## [EXCERPT TO READ]
Zombie software and haunted tunnels

Date: 2025-03-02

So here's a fun one, and by fun, I mean absolutely frustrating. To start off, there is very little support for IPv6 in my country, though it seems to be the case for a lot of the world, meaning that I can't really use it at all:

00-only-ipv4

IPv6 promised to be a great technology, that would solve the shortcomings of IPv4 and would simplify networking, compared to what it had become: a bunch of workarounds for the limited amount of addresses available. IPv6 seemed to be a pretty sound design and made a bunch of promises... which, judging by the above, are nowhere to actually be seen.

That leaves us with IPv4. Because there's not enough addresses, it's not like anyone will give every device its own publicly accessible (infrastructure in the middle willing) address, so having a bunch of servers in my room isn't easily doable. I remember that it wasn't the case in the university that I went to, where I could connect a few boxes running Debian to the network and shortly after get addresses for them that I could reach from anywhere. That was a pretty nice setup, while it lasted!

Now, before I continue, let me make something clear: I suck at networking. With every passing year, I suck at it a bit less and perhaps some day I'll consider myself okay at it. Yet, as someone whose day job is primarily writing software and doing your run of the mill web development, my comfort zone currently only reaches so far. Configuring TLS? Sure. Configuring a load balancer? Okay. Making sure that the firewall plays nicely with things. No problem. Troubleshooting simple network related issues? Doable. Having a tunnel here or there? Fine. Split VPN or split DNS? Sure thing.

Yet, the lower the level I need to look at, the murkier things get and often the entrenched technologies feel like design that isn't good but also not so bad that we'd be forced to move on to something new, so things just trudge along. In my eyes, in the perfect world, every piece of hardware should be uniquely addressable. For a second pretend that the OSI model doesn't exist and that every NIC has a singular address, like we already have MAC addresses. Essentially a UUID that you can use as a publicly routable address:

00-simple-addressing

Now, whether your PC, laptop, phone, fridge, tea kettle or light bulb would pick up when something is trying to reach out to it, that's a different question. Whether they even need to be connected to any kind of a network, that's also not something that I'll get into here. But if the world was around such a concept, things could be really simple. Services like VPNs surely would exist to tunnel your traffic through for privacy reasons, but if you'd want to reach out to your homelab server or your public cloud server, that'd all be one address and some network hops away. I wouldn't hate networking then.

Rows from a layout dataset:
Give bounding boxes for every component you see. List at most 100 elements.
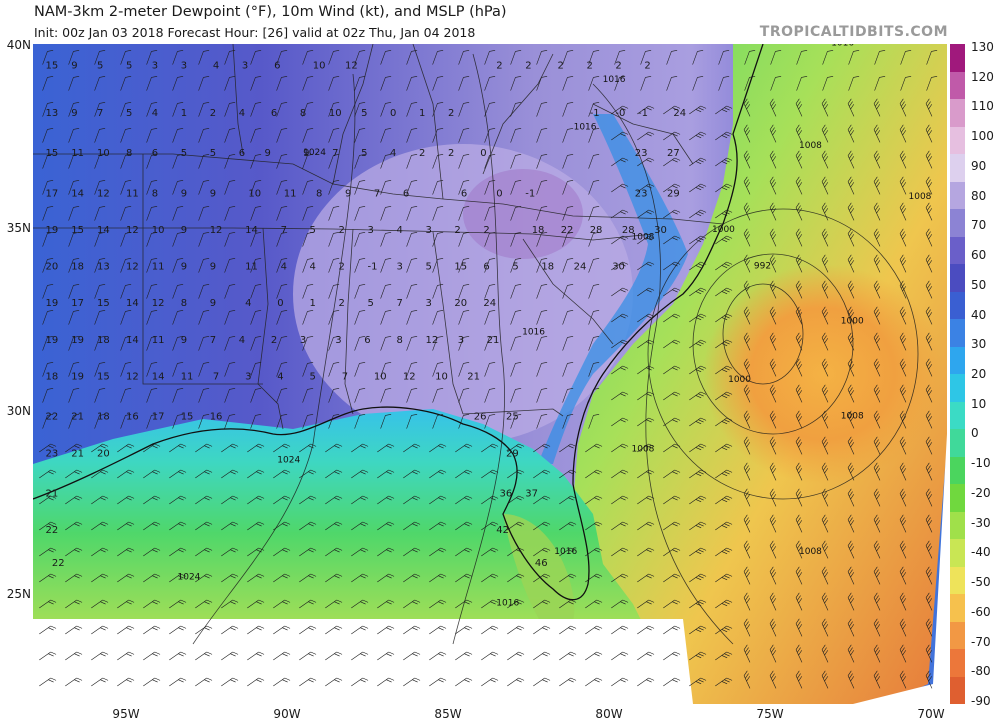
wind-barb — [377, 469, 395, 479]
wind-barb — [637, 469, 655, 479]
wind-barb — [195, 469, 213, 479]
dewpoint-value: 8 — [316, 188, 322, 199]
wind-barb — [65, 677, 83, 687]
wind-barb — [276, 232, 288, 247]
wind-barb — [743, 332, 751, 351]
wind-barb — [169, 599, 187, 609]
wind-barb — [873, 488, 881, 507]
wind-barb — [429, 443, 447, 453]
wind-barb — [250, 206, 262, 221]
wind-barb — [380, 284, 392, 299]
wind-barb — [689, 157, 707, 167]
wind-barb — [744, 76, 756, 91]
wind-barb — [769, 202, 777, 221]
wind-barb — [795, 462, 803, 481]
wind-barb — [94, 284, 106, 299]
wind-barb — [221, 625, 239, 635]
wind-barb — [224, 310, 236, 325]
wind-barb — [302, 180, 314, 195]
wind-barb — [663, 651, 681, 661]
dewpoint-value: 5 — [426, 262, 432, 273]
dewpoint-value: 2 — [558, 60, 564, 71]
wind-barb — [276, 362, 288, 377]
wind-barb — [873, 644, 881, 663]
wind-barb — [925, 98, 933, 117]
wind-barb — [795, 644, 803, 663]
wind-barb — [169, 521, 187, 531]
dewpoint-value: 13 — [46, 108, 59, 119]
wind-barb — [795, 410, 803, 429]
wind-barb — [510, 284, 522, 299]
wind-barb — [899, 202, 907, 221]
wind-barb — [559, 443, 577, 453]
wind-barb — [250, 76, 262, 91]
colorbar-segment — [950, 539, 965, 567]
wind-barb — [663, 599, 681, 609]
wind-barb — [536, 76, 548, 91]
wind-barb — [821, 462, 829, 481]
wind-barb — [611, 131, 629, 141]
mslp-value: 1024 — [303, 148, 326, 158]
wind-barb — [899, 254, 907, 273]
wind-barb — [743, 280, 751, 299]
wind-barb — [822, 76, 834, 91]
wind-barb — [377, 625, 395, 635]
colorbar-tick-label: -20 — [971, 485, 991, 500]
wind-barb — [769, 644, 777, 663]
dewpoint-value: 30 — [612, 262, 625, 273]
wind-barb — [611, 235, 629, 245]
forecast-info: Init: 00z Jan 03 2018 Forecast Hour: [26… — [34, 25, 476, 40]
wind-barb — [429, 547, 447, 557]
dewpoint-value: 16 — [126, 412, 139, 423]
wind-barb — [455, 651, 473, 661]
wind-barb — [925, 462, 933, 481]
wind-barb — [562, 258, 574, 273]
wind-barb — [899, 410, 907, 429]
wind-barb — [146, 310, 158, 325]
wind-barb — [795, 254, 803, 273]
wind-barb — [510, 232, 522, 247]
wind-barb — [432, 284, 444, 299]
wind-barb — [146, 336, 158, 351]
wind-barb — [328, 76, 340, 91]
dewpoint-value: 3 — [397, 262, 403, 273]
wind-barb — [769, 592, 777, 611]
wind-barb — [899, 670, 907, 689]
wind-barb — [65, 651, 83, 661]
wind-barb — [354, 206, 366, 221]
wind-barb — [432, 336, 444, 351]
dewpoint-value: 3 — [458, 335, 464, 346]
wind-barb — [403, 573, 421, 583]
wind-barb — [172, 284, 184, 299]
wind-barb — [562, 50, 574, 65]
dewpoint-value: 3 — [300, 335, 306, 346]
wind-barb — [562, 336, 574, 351]
wind-barb — [663, 443, 681, 453]
wind-barb — [172, 362, 184, 377]
wind-barb — [507, 547, 525, 557]
wind-barb — [325, 573, 343, 583]
wind-barb — [821, 618, 829, 637]
wind-barb — [403, 677, 421, 687]
wind-barb — [637, 235, 655, 245]
wind-barb — [611, 339, 629, 349]
wind-barb — [351, 599, 369, 609]
wind-barb — [847, 228, 855, 247]
dewpoint-value: 6 — [403, 188, 409, 199]
wind-barb — [221, 495, 239, 505]
wind-barb — [585, 625, 603, 635]
dewpoint-value: 11 — [181, 371, 194, 382]
wind-barb — [507, 599, 525, 609]
wind-barb — [91, 495, 109, 505]
wind-barb — [172, 76, 184, 91]
wind-barb — [195, 547, 213, 557]
wind-barb — [795, 124, 803, 143]
wind-barb — [380, 50, 392, 65]
wind-barb — [900, 76, 912, 91]
wind-barb — [406, 102, 418, 117]
wind-barb — [715, 417, 733, 427]
border-line — [482, 53, 554, 175]
wind-barb — [847, 462, 855, 481]
wind-barb — [94, 258, 106, 273]
wind-barb — [689, 131, 707, 141]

## [PROBLEMS TO SOLVE]
1. Render the listing as a numbered list, starting with the line that contains "wind-barb — [377, 469, 395, 479]" and going on through the line that contains "wind-barb — [94, 284, 106, 299]", with both of those lines included and any blank lines skipped.
2. Write the next part of the networking post, picking up right after its last sentence.
The listing has no connection to the networking post.

## [EXPECTED ANSWERS]
1.
1. wind-barb — [377, 469, 395, 479]
2. wind-barb — [637, 469, 655, 479]
3. wind-barb — [195, 469, 213, 479]
4. dewpoint-value: 8 — [316, 188, 322, 199]
5. wind-barb — [65, 677, 83, 687]
6. wind-barb — [276, 232, 288, 247]
7. wind-barb — [743, 332, 751, 351]
8. wind-barb — [169, 599, 187, 609]
9. wind-barb — [873, 488, 881, 507]
10. wind-barb — [429, 443, 447, 453]
11. wind-barb — [250, 206, 262, 221]
12. wind-barb — [380, 284, 392, 299]
13. wind-barb — [689, 157, 707, 167]
14. wind-barb — [744, 76, 756, 91]
15. wind-barb — [769, 202, 777, 221]
16. wind-barb — [795, 462, 803, 481]
17. wind-barb — [94, 284, 106, 299]

2.
But that's not the world that we live in.

Haunted tunnels

In my case, my personal devices sit behind NAT. Even in the best case where my router is reachable from the outside, that still gives me one IP address that I can't exactly split between two of my homelab servers (e.g. two separate web servers) if I want to use standard ports and don't want any trickery.

I could probably pay for an additional static IP address, but that's outside of the scope here, because the companies love to charge you a bunch of money for that. Come to think of it, I can't even find any pricing of static IP addresses on their homepage, but I know that the previous ISP wanted 6 EUR per month per address, I can get a whole VPS for that amount, with and address instead.

To cope with that, previously, I made my homelab accessible through a WireGuard network, where I forwarded the traffic through a publicly accessible VPS. So, even if my homelab can't be reached directly, it can reach out to the cloud server instead and the cloud server can forward the traffic to it. Plus, if I ever move or change ISPs, I just need any sort of an Internet connection and the homelab servers can still connect to the same network with the same IP addresses that are configured, so it's a pretty stable setup.

The actual configuration is also pretty simple, even if the blog post is a bit dated at this point. The problems started with actually routing the traffic, since I needed to mess around with iptables, which I really dislike. It's essentially software that's not very approachable and gives you ample opportunities to mess up. It's actually surprising that I haven't locked myself out of any servers while poking around in the dark. Either way, the setup was a bit of an interplay between WireGuard and some additional routing. It worked, but was perhaps a bit too complex.

So, wanting to keep my setup simple, I looked in another direction: SSH tunnels.

Since I already run Linux distros and use SSH, it sounded pretty much perfect! I could use the software I already have to expose specific ports from my local software (e.g. Apache2) to be available on the remote server, with no additional software. Just a bit of configuration, along the lines of:

AllowTcpForwarding yes
GatewayPorts yes

in /etc/ssh/sshd_config and then either:

Host my-server.com
    HostName my-server.com
    User myuser
    # HTTP
    RemoteForward 80 127.0.0.1:80
    # HTTPS
    RemoteForward 443 127.0.0.1:443

in ~/.ssh/config or just using the following syntax directly:

ssh -i ~/.ssh/whatever -R 0.0.0.0:80:127.0.0.1:80 -R 0.0.0.0:443:127.0.0.1:443 myuser@my-server.com

There's actually a pretty nice article that goes into more detail and could be useful to anyone to learn a bit more.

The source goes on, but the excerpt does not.